• **WORK REQUIRED**
Every line containing the word "period" needs to be found and copied.

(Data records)
####
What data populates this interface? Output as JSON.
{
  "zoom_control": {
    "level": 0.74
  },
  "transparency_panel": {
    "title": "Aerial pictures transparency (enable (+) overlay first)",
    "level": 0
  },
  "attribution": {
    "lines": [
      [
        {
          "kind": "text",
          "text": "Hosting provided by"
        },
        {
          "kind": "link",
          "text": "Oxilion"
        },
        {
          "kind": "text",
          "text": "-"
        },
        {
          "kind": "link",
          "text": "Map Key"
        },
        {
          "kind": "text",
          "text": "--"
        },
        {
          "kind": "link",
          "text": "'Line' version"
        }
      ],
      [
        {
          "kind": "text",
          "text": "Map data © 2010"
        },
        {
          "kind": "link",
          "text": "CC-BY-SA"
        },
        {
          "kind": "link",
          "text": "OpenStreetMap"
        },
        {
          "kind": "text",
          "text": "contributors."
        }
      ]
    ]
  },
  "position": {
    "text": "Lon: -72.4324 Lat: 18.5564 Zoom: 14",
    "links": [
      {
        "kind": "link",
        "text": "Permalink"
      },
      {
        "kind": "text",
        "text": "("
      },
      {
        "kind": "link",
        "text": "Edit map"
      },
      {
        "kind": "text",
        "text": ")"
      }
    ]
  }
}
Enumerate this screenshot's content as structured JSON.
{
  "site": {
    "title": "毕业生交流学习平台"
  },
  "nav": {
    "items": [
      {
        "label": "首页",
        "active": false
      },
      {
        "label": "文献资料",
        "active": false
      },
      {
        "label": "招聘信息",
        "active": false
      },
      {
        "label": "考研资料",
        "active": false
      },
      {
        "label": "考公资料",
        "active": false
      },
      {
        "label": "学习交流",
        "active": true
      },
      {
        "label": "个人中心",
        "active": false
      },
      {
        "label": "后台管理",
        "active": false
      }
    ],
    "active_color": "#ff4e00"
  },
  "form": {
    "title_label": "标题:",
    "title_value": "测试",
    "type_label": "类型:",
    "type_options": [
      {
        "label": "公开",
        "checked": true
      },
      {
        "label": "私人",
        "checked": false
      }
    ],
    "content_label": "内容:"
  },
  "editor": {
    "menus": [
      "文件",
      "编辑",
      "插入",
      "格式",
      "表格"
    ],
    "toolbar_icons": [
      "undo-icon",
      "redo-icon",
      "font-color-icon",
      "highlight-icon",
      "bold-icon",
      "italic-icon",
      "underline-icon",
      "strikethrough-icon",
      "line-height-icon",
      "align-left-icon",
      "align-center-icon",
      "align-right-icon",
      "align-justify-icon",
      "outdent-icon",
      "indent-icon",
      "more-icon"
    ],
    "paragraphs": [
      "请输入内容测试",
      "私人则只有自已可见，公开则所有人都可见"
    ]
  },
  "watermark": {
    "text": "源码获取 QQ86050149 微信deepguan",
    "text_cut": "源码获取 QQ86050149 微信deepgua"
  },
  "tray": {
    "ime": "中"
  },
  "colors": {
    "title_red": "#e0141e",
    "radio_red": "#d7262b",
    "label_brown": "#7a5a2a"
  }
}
####
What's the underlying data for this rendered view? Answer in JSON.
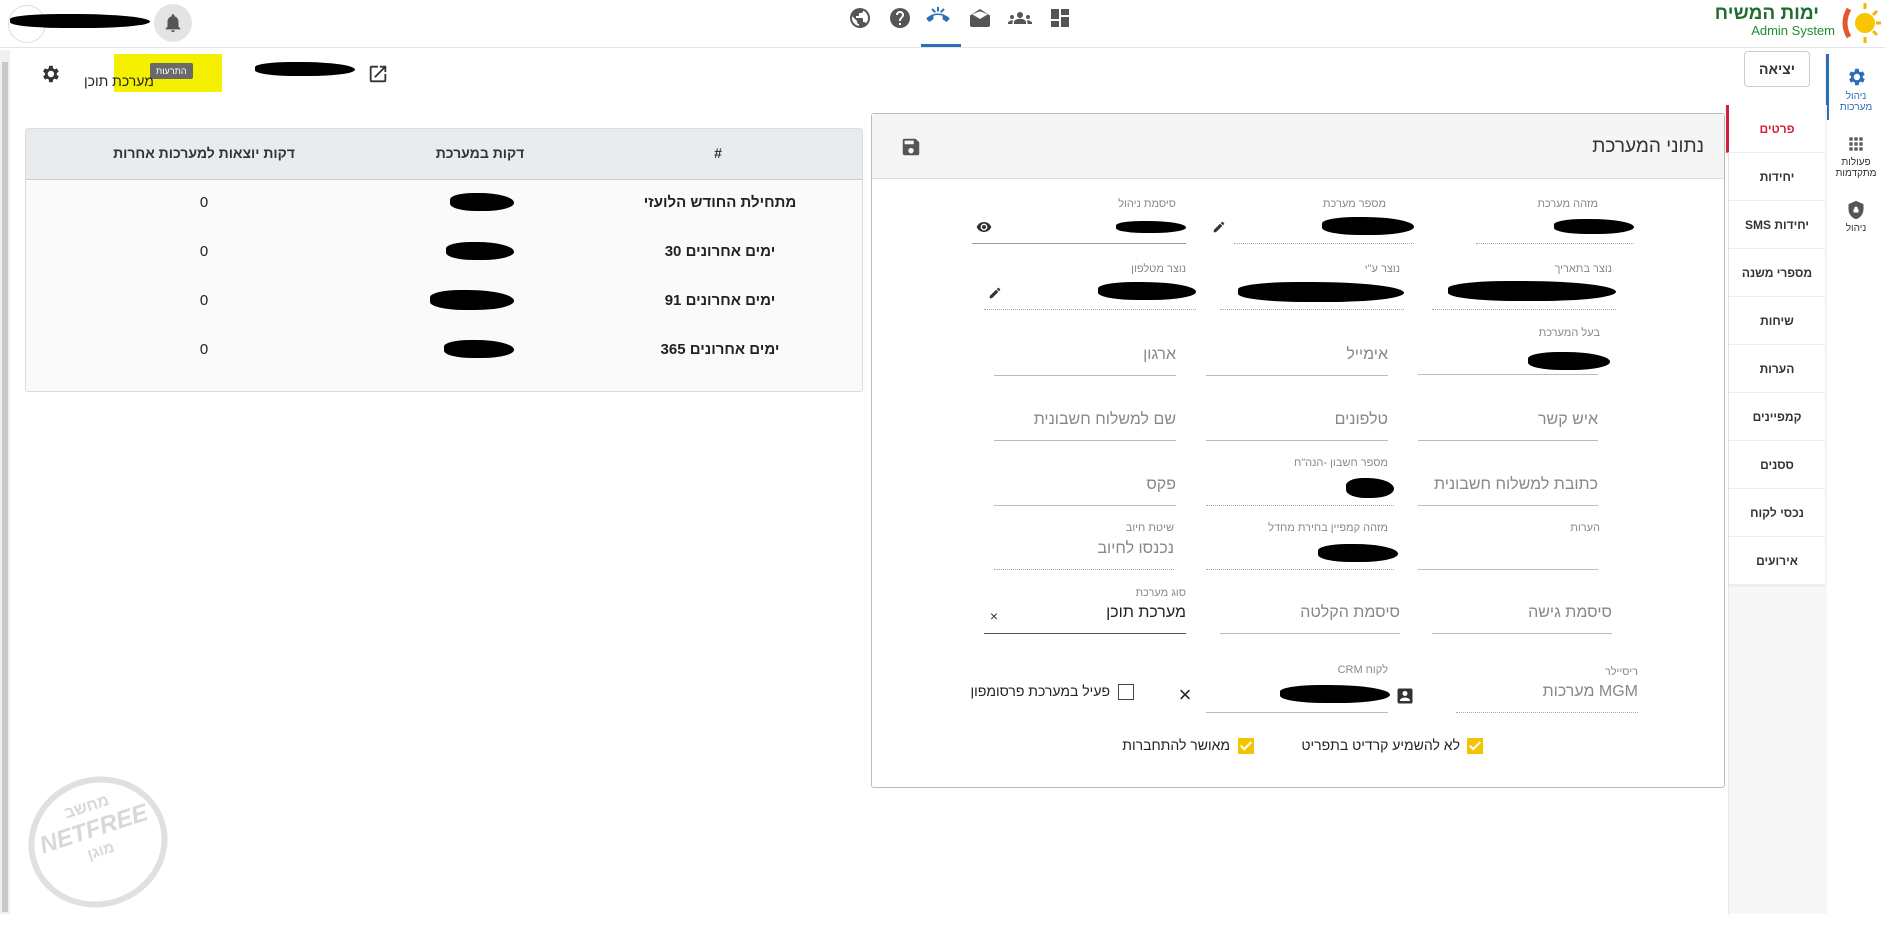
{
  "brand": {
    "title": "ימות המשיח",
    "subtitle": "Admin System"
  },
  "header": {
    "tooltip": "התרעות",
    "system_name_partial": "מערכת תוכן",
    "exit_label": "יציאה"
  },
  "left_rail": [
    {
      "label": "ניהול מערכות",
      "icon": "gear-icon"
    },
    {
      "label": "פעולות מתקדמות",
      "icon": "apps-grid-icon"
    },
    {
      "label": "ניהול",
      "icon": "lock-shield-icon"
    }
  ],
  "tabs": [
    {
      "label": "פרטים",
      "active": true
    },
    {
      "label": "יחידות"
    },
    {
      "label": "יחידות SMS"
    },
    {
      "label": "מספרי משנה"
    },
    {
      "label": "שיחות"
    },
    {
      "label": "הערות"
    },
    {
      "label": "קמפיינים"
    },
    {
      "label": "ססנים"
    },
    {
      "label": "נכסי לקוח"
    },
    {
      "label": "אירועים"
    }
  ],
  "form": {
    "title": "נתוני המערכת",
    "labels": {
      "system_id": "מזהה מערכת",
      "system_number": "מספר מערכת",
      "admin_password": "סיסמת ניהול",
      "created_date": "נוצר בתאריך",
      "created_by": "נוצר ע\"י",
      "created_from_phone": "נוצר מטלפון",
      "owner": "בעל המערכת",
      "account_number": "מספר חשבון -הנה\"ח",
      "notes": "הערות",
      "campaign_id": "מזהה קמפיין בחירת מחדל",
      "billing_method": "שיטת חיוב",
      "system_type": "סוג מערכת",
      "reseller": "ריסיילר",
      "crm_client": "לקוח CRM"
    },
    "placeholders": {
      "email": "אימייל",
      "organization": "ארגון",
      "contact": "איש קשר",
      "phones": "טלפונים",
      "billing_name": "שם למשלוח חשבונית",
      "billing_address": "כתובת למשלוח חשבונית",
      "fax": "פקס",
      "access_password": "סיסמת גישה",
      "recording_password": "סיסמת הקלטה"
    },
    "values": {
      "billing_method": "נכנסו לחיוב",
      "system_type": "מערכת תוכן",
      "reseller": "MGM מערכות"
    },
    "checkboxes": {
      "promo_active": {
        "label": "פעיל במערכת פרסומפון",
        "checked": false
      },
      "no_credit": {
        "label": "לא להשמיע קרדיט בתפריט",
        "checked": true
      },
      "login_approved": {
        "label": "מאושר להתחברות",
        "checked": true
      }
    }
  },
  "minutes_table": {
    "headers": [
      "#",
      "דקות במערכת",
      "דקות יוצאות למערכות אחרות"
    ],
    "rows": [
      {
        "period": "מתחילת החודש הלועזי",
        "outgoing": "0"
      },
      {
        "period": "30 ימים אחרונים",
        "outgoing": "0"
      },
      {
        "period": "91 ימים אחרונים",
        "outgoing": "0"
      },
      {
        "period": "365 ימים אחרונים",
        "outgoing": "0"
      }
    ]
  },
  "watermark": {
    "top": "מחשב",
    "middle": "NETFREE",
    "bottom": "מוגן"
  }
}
####
• **RESULT OF THE TASK**
        "period": "מתחילת החודש הלועזי",
        "period": "30 ימים אחרונים",
        "period": "91 ימים אחרונים",
        "period": "365 ימים אחרונים",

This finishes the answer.